### Challenge
Where does the string "abnormal" appear in the records? Copy every line that contains it.

### Records supplied
****
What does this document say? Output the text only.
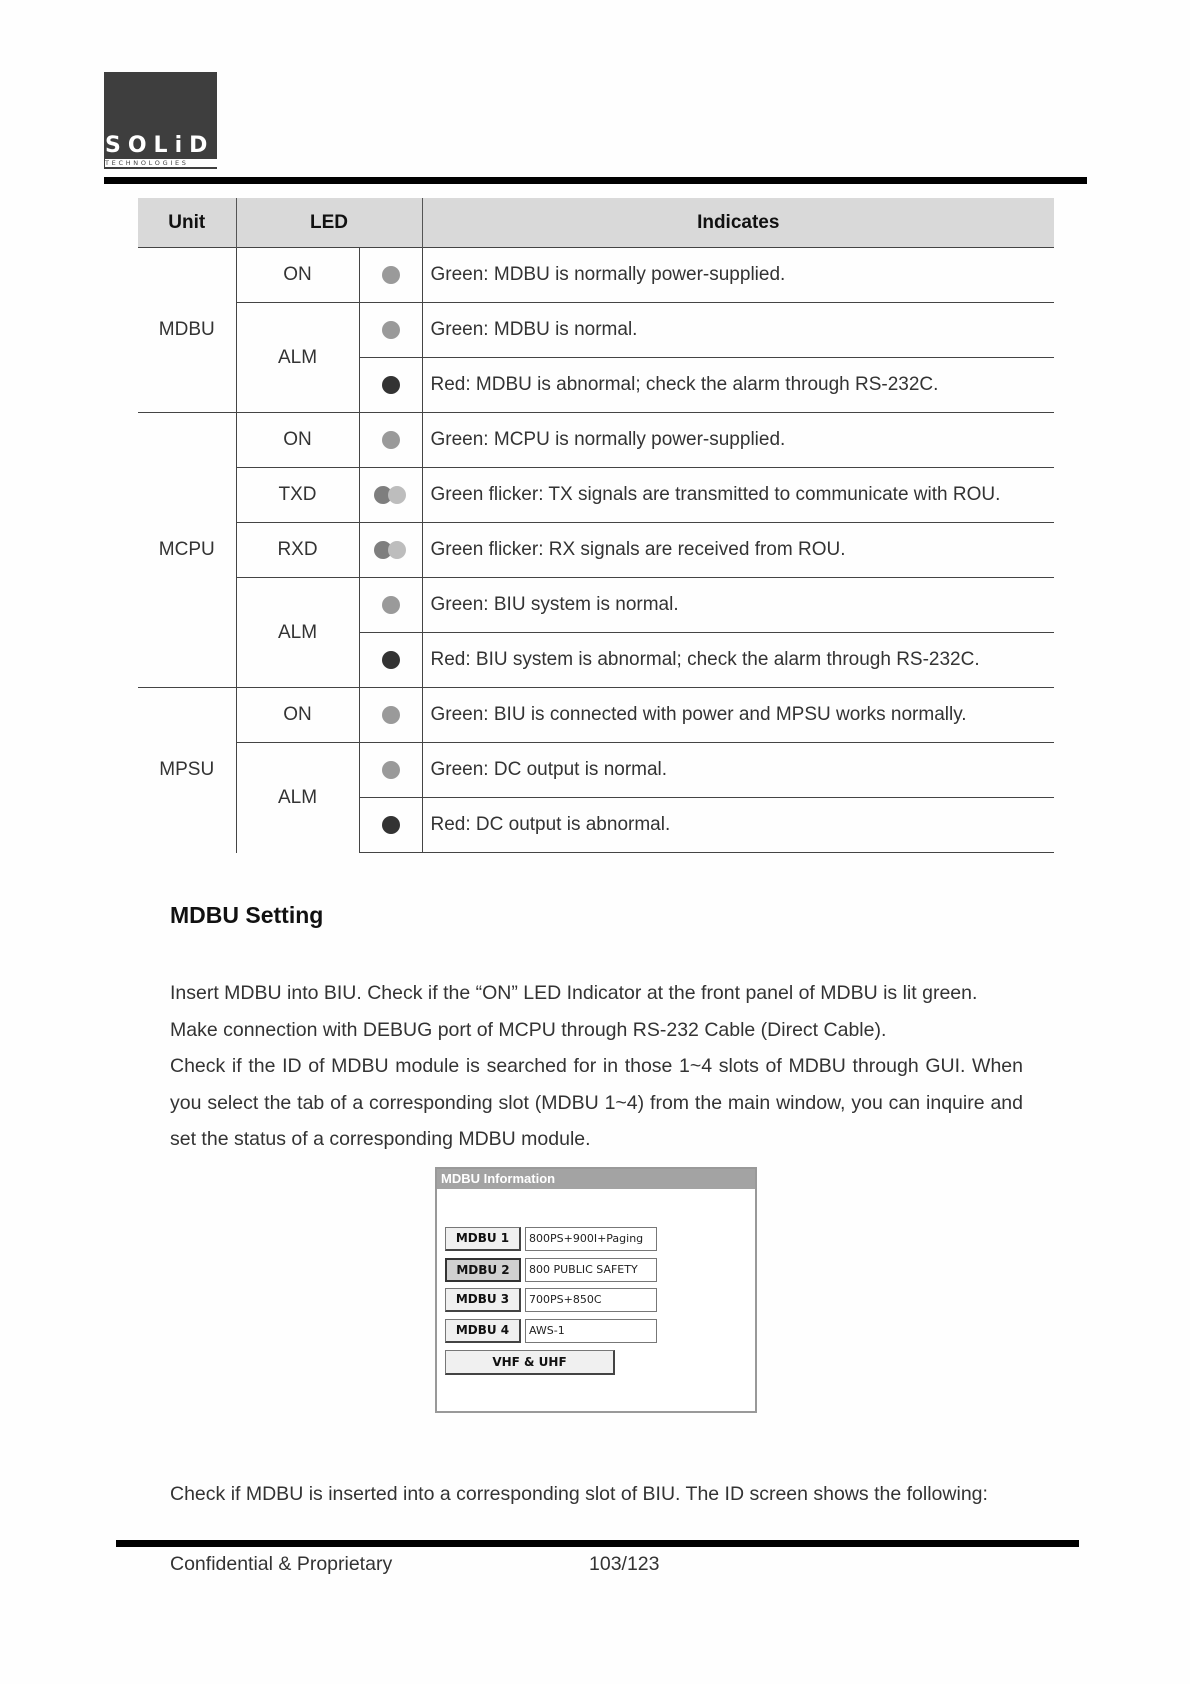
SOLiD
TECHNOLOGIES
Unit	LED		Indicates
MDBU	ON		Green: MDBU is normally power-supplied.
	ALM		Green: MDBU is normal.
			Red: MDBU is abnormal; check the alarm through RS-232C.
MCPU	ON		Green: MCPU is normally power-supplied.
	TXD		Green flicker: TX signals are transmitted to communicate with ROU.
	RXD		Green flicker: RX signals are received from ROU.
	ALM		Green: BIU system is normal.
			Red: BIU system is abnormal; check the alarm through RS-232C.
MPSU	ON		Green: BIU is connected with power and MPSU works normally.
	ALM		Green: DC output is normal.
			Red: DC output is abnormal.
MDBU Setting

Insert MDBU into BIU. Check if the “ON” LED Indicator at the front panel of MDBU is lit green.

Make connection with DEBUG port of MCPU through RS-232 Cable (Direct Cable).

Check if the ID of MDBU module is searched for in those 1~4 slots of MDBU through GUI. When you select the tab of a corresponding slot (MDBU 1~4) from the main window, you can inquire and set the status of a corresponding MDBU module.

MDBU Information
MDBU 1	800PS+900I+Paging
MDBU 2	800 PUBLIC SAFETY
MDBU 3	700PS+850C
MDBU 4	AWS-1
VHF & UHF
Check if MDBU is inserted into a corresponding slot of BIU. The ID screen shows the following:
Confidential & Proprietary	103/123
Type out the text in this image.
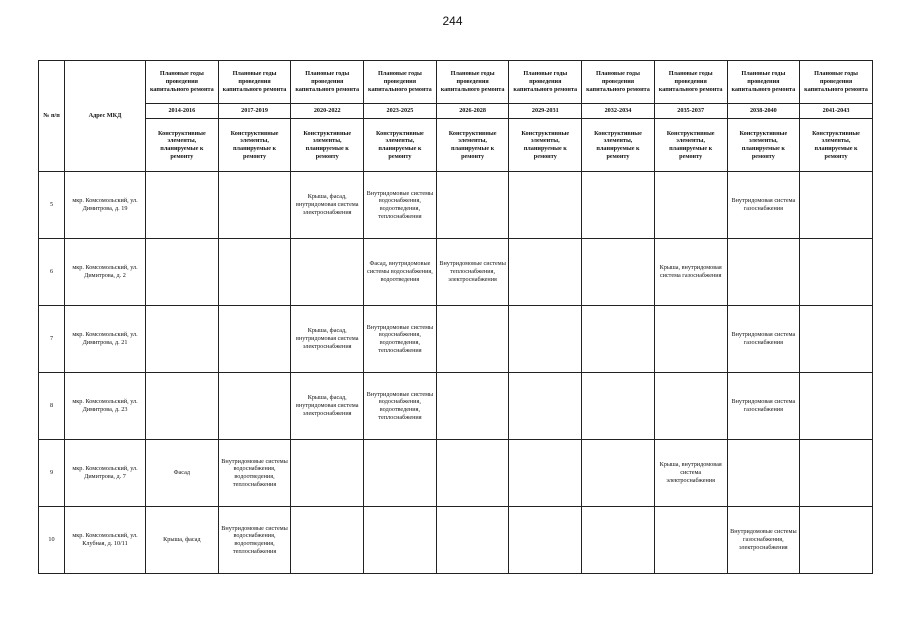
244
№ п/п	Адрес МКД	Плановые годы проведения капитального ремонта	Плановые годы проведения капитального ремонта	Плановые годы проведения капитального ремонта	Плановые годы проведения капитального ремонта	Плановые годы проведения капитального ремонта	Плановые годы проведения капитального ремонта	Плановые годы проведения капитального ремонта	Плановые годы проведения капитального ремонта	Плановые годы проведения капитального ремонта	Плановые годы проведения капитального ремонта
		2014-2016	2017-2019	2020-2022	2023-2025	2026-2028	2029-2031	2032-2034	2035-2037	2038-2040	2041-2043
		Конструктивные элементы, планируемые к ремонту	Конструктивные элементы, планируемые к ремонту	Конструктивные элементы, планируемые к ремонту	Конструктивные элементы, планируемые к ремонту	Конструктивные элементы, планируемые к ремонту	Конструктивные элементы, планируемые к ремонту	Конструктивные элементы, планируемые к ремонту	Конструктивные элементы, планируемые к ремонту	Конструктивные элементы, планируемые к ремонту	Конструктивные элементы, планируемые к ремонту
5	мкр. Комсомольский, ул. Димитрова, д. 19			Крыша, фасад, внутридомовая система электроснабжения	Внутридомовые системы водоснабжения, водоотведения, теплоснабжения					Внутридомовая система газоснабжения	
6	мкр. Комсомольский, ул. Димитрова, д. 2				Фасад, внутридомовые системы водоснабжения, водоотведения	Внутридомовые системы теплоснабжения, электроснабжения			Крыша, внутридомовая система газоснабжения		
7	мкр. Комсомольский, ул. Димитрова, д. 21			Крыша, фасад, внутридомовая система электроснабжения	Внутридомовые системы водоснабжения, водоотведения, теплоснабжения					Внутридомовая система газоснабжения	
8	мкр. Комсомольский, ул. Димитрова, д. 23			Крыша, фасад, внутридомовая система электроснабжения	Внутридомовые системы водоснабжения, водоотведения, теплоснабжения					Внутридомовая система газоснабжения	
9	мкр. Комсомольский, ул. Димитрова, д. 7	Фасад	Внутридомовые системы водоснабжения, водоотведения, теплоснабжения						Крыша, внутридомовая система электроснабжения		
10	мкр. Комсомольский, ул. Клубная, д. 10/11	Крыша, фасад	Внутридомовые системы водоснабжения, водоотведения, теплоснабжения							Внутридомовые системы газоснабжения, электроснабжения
****
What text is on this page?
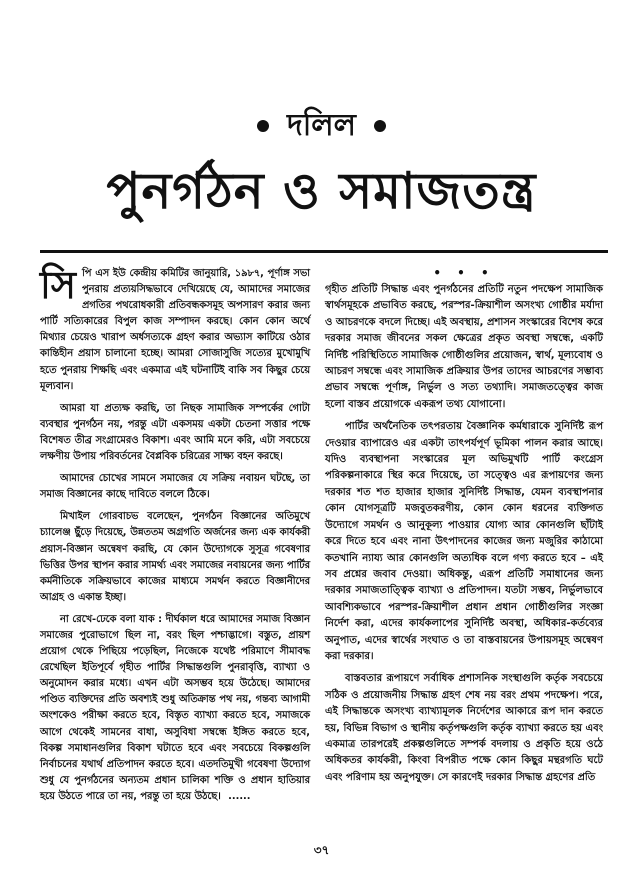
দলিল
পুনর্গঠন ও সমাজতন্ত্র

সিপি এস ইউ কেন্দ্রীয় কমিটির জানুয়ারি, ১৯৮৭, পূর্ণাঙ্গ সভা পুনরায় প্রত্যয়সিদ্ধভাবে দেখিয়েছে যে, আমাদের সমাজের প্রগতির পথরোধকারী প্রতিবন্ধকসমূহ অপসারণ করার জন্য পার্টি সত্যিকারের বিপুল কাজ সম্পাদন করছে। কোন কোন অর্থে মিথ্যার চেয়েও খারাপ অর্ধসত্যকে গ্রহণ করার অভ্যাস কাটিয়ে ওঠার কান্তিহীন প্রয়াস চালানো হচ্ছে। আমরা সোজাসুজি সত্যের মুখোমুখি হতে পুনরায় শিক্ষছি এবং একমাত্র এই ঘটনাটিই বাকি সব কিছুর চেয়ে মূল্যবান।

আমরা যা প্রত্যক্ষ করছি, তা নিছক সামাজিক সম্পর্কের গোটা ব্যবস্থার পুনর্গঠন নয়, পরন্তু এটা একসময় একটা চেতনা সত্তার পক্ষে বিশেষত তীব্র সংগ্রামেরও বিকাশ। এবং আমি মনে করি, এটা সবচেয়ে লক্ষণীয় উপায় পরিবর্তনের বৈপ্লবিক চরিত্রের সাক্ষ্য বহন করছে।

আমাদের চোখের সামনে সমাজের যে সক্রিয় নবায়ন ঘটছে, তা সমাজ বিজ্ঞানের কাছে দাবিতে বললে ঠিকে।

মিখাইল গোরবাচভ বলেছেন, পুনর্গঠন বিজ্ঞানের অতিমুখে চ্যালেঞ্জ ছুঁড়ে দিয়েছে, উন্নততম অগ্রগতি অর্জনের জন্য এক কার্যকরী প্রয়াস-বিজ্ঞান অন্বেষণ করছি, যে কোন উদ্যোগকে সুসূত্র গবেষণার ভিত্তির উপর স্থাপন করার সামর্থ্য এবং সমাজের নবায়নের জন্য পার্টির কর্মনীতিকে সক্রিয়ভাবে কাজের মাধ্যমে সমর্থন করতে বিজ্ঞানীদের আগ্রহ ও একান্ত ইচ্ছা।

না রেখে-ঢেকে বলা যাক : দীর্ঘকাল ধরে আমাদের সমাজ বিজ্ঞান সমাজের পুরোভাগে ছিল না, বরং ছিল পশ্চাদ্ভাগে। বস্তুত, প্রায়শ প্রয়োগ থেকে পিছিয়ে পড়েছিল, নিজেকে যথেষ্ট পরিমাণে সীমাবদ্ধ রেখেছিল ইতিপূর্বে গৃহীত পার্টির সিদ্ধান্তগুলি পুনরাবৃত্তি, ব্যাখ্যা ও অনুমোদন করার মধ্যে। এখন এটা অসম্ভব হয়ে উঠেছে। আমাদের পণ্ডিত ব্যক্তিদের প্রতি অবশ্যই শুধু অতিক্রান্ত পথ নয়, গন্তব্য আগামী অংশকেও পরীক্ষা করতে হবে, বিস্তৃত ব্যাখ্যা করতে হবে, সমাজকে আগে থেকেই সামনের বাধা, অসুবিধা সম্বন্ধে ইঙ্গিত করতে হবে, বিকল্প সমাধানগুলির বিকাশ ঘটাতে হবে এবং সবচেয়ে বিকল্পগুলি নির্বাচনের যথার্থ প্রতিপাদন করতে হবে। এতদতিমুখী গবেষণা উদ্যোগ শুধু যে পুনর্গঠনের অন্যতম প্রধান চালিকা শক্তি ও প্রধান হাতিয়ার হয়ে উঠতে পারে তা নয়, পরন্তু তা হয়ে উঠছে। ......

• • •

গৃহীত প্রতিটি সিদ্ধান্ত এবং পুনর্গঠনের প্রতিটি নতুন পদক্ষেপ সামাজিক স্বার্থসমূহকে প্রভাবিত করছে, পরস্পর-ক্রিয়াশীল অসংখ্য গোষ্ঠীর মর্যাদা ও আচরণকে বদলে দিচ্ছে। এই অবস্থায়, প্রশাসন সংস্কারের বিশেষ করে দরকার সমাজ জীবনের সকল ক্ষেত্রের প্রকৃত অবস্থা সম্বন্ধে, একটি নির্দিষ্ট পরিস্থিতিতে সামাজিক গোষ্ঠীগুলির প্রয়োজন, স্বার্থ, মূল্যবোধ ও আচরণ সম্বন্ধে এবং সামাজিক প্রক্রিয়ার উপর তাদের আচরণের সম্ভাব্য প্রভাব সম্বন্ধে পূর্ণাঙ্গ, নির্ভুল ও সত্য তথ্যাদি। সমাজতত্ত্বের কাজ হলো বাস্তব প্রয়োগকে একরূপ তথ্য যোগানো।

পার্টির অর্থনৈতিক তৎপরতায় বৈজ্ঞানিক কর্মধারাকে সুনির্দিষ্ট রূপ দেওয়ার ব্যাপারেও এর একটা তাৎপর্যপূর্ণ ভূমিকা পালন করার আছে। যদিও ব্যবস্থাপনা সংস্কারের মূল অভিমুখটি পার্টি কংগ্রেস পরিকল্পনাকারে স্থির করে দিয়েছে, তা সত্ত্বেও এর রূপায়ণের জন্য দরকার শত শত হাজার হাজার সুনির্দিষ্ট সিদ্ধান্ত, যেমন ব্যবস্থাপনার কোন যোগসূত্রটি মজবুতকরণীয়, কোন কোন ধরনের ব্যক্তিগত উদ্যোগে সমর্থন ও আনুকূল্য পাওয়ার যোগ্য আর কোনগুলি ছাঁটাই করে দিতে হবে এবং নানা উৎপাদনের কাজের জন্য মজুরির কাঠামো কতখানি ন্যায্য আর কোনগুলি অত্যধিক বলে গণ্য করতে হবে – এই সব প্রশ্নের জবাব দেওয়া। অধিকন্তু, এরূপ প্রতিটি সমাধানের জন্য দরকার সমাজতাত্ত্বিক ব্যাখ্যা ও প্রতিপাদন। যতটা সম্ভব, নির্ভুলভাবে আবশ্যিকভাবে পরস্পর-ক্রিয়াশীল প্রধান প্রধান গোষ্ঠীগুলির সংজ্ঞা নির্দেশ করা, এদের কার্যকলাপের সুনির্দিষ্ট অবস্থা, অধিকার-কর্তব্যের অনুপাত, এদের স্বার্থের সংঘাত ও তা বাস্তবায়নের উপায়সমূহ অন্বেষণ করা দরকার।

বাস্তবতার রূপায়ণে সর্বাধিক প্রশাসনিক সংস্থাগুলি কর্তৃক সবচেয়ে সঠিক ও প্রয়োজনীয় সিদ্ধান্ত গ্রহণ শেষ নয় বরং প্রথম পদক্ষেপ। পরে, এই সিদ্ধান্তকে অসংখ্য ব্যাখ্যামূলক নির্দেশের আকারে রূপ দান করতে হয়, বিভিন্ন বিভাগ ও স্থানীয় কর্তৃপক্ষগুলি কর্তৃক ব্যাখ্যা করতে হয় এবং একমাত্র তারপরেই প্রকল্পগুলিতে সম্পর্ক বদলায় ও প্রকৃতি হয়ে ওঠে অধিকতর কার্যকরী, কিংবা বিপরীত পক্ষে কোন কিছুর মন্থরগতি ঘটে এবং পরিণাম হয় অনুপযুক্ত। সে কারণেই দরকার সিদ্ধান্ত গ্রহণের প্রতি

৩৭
****
### Answer to this exercise
			Red: MDBU is abnormal; check the alarm through RS-232C.
			Red: BIU system is abnormal; check the alarm through RS-232C.
			Red: DC output is abnormal.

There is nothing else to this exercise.